## [Data provided]
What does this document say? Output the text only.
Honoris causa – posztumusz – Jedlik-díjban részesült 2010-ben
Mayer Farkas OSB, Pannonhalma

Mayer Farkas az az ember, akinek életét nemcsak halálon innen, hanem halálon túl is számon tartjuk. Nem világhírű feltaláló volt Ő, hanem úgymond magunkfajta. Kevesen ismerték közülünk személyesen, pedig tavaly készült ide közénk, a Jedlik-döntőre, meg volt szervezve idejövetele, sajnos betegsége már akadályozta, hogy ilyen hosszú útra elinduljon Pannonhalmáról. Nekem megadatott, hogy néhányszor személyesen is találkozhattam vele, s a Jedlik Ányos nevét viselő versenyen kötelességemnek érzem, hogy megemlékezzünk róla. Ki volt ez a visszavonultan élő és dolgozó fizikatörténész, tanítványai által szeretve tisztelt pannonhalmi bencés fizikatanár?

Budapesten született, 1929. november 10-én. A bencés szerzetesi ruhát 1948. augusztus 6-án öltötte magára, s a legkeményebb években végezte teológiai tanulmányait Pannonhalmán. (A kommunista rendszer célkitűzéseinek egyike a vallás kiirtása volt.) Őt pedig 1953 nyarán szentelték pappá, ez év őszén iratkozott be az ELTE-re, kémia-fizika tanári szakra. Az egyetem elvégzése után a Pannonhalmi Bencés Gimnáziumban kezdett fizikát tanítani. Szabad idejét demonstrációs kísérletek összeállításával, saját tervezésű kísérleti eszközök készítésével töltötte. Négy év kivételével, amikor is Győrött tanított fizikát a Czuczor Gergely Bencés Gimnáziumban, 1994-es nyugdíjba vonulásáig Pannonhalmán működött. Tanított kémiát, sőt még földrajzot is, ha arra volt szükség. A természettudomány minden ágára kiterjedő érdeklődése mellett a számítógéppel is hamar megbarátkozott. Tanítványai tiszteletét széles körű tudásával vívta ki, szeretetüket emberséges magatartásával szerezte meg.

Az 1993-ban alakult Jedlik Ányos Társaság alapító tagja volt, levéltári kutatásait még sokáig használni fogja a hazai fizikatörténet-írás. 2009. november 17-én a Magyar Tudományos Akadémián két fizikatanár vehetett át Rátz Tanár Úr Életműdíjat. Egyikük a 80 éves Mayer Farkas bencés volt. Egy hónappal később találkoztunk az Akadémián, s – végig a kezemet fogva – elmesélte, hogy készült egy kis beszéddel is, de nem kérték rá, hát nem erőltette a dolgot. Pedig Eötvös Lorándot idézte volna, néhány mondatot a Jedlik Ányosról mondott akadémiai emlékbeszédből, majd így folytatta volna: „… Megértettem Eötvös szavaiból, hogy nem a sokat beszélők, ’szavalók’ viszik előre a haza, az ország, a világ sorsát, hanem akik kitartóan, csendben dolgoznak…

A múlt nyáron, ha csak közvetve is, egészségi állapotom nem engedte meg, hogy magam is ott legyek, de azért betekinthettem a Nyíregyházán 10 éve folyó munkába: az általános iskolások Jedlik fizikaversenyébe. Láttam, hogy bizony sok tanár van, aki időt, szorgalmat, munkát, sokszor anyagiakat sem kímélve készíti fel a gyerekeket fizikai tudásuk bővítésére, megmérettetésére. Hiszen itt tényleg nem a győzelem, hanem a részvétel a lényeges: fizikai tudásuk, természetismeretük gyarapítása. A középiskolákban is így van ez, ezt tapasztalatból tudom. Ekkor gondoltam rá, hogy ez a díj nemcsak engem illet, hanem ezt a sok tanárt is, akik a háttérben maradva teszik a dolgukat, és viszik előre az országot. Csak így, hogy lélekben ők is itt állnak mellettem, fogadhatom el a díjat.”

## [What you are asked to do]
Give back the whole listing, word for word.

## [Result of the task]
What does this document say? Output the text only.
Honoris causa – posztumusz – Jedlik-díjban részesült 2010-ben
Mayer Farkas OSB, Pannonhalma

Mayer Farkas az az ember, akinek életét nemcsak halálon innen, hanem halálon túl is számon tartjuk. Nem világhírű feltaláló volt Ő, hanem úgymond magunkfajta. Kevesen ismerték közülünk személyesen, pedig tavaly készült ide közénk, a Jedlik-döntőre, meg volt szervezve idejövetele, sajnos betegsége már akadályozta, hogy ilyen hosszú útra elinduljon Pannonhalmáról. Nekem megadatott, hogy néhányszor személyesen is találkozhattam vele, s a Jedlik Ányos nevét viselő versenyen kötelességemnek érzem, hogy megemlékezzünk róla. Ki volt ez a visszavonultan élő és dolgozó fizikatörténész, tanítványai által szeretve tisztelt pannonhalmi bencés fizikatanár?

Budapesten született, 1929. november 10-én. A bencés szerzetesi ruhát 1948. augusztus 6-án öltötte magára, s a legkeményebb években végezte teológiai tanulmányait Pannonhalmán. (A kommunista rendszer célkitűzéseinek egyike a vallás kiirtása volt.) Őt pedig 1953 nyarán szentelték pappá, ez év őszén iratkozott be az ELTE-re, kémia-fizika tanári szakra. Az egyetem elvégzése után a Pannonhalmi Bencés Gimnáziumban kezdett fizikát tanítani. Szabad idejét demonstrációs kísérletek összeállításával, saját tervezésű kísérleti eszközök készítésével töltötte. Négy év kivételével, amikor is Győrött tanított fizikát a Czuczor Gergely Bencés Gimnáziumban, 1994-es nyugdíjba vonulásáig Pannonhalmán működött. Tanított kémiát, sőt még földrajzot is, ha arra volt szükség. A természettudomány minden ágára kiterjedő érdeklődése mellett a számítógéppel is hamar megbarátkozott. Tanítványai tiszteletét széles körű tudásával vívta ki, szeretetüket emberséges magatartásával szerezte meg.

Az 1993-ban alakult Jedlik Ányos Társaság alapító tagja volt, levéltári kutatásait még sokáig használni fogja a hazai fizikatörténet-írás. 2009. november 17-én a Magyar Tudományos Akadémián két fizikatanár vehetett át Rátz Tanár Úr Életműdíjat. Egyikük a 80 éves Mayer Farkas bencés volt. Egy hónappal később találkoztunk az Akadémián, s – végig a kezemet fogva – elmesélte, hogy készült egy kis beszéddel is, de nem kérték rá, hát nem erőltette a dolgot. Pedig Eötvös Lorándot idézte volna, néhány mondatot a Jedlik Ányosról mondott akadémiai emlékbeszédből, majd így folytatta volna: „… Megértettem Eötvös szavaiból, hogy nem a sokat beszélők, ’szavalók’ viszik előre a haza, az ország, a világ sorsát, hanem akik kitartóan, csendben dolgoznak…

A múlt nyáron, ha csak közvetve is, egészségi állapotom nem engedte meg, hogy magam is ott legyek, de azért betekinthettem a Nyíregyházán 10 éve folyó munkába: az általános iskolások Jedlik fizikaversenyébe. Láttam, hogy bizony sok tanár van, aki időt, szorgalmat, munkát, sokszor anyagiakat sem kímélve készíti fel a gyerekeket fizikai tudásuk bővítésére, megmérettetésére. Hiszen itt tényleg nem a győzelem, hanem a részvétel a lényeges: fizikai tudásuk, természetismeretük gyarapítása. A középiskolákban is így van ez, ezt tapasztalatból tudom. Ekkor gondoltam rá, hogy ez a díj nemcsak engem illet, hanem ezt a sok tanárt is, akik a háttérben maradva teszik a dolgukat, és viszik előre az országot. Csak így, hogy lélekben ők is itt állnak mellettem, fogadhatom el a díjat.”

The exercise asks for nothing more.